Stored rows
☆ ☆ ☆
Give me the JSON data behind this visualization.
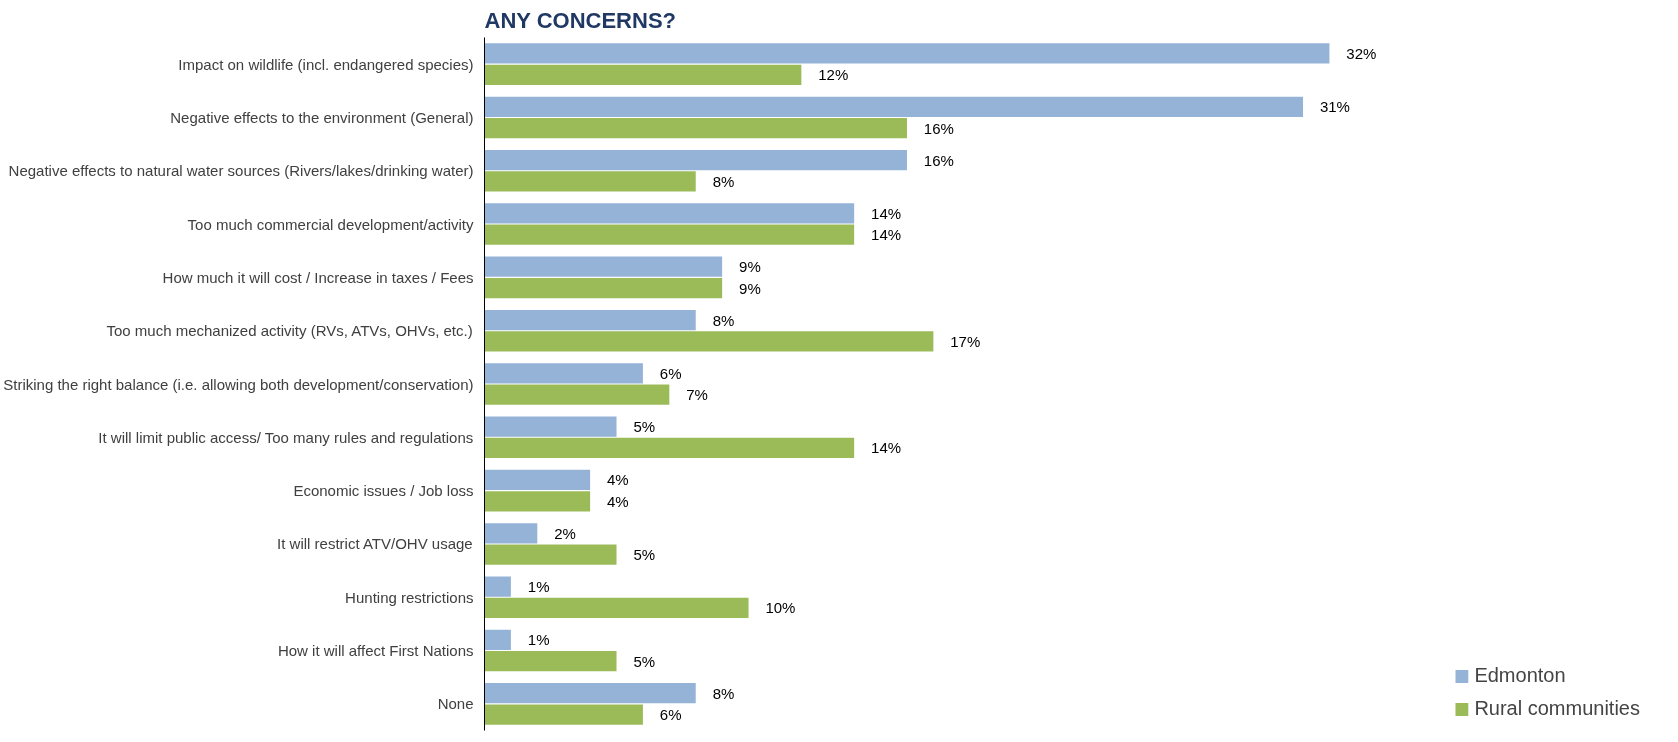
{
  "chart_data": {
    "type": "bar",
    "orientation": "horizontal",
    "title": "ANY CONCERNS?",
    "categories": [
      "Impact on wildlife (incl. endangered species)",
      "Negative effects to the environment (General)",
      "Negative effects to natural water sources (Rivers/lakes/drinking water)",
      "Too much commercial development/activity",
      "How much it will cost / Increase in taxes / Fees",
      "Too much mechanized activity (RVs, ATVs, OHVs, etc.)",
      "Striking the right balance (i.e. allowing both development/conservation)",
      "It will limit public access/ Too many rules and regulations",
      "Economic issues / Job loss",
      "It will restrict ATV/OHV usage",
      "Hunting restrictions",
      "How it will affect First Nations",
      "None"
    ],
    "series": [
      {
        "name": "Edmonton",
        "color": "#95b3d7",
        "values": [
          32,
          31,
          16,
          14,
          9,
          8,
          6,
          5,
          4,
          2,
          1,
          1,
          8
        ],
        "value_labels": [
          "32%",
          "31%",
          "16%",
          "14%",
          "9%",
          "8%",
          "6%",
          "5%",
          "4%",
          "2%",
          "1%",
          "1%",
          "8%"
        ]
      },
      {
        "name": "Rural communities",
        "color": "#9bbb59",
        "values": [
          12,
          16,
          8,
          14,
          9,
          17,
          7,
          14,
          4,
          5,
          10,
          5,
          6
        ],
        "value_labels": [
          "12%",
          "16%",
          "8%",
          "14%",
          "9%",
          "17%",
          "7%",
          "14%",
          "4%",
          "5%",
          "10%",
          "5%",
          "6%"
        ]
      }
    ],
    "tick_labels": "y",
    "legend": "bottom right",
    "grid": false
  }
}
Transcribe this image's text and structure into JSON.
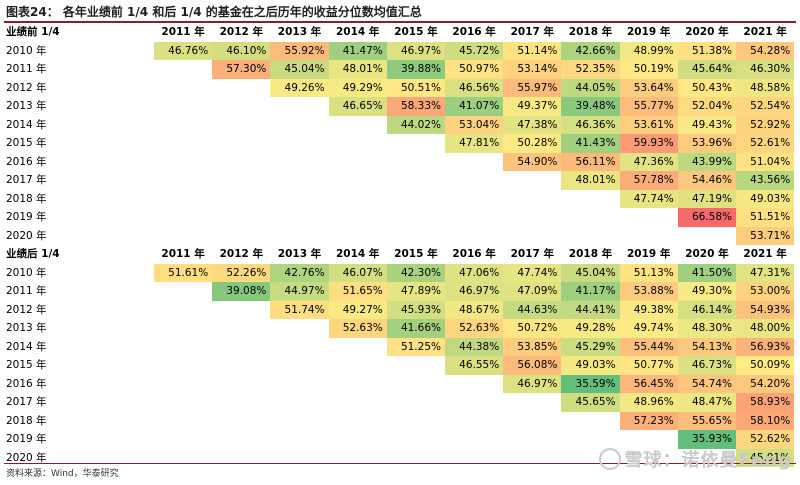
☆ ☆ ☆
From the entries above, pull out each line that includes "development".

      "Too much commercial development/activity",
      "Striking the right balance (i.e. allowing both development/conservation)",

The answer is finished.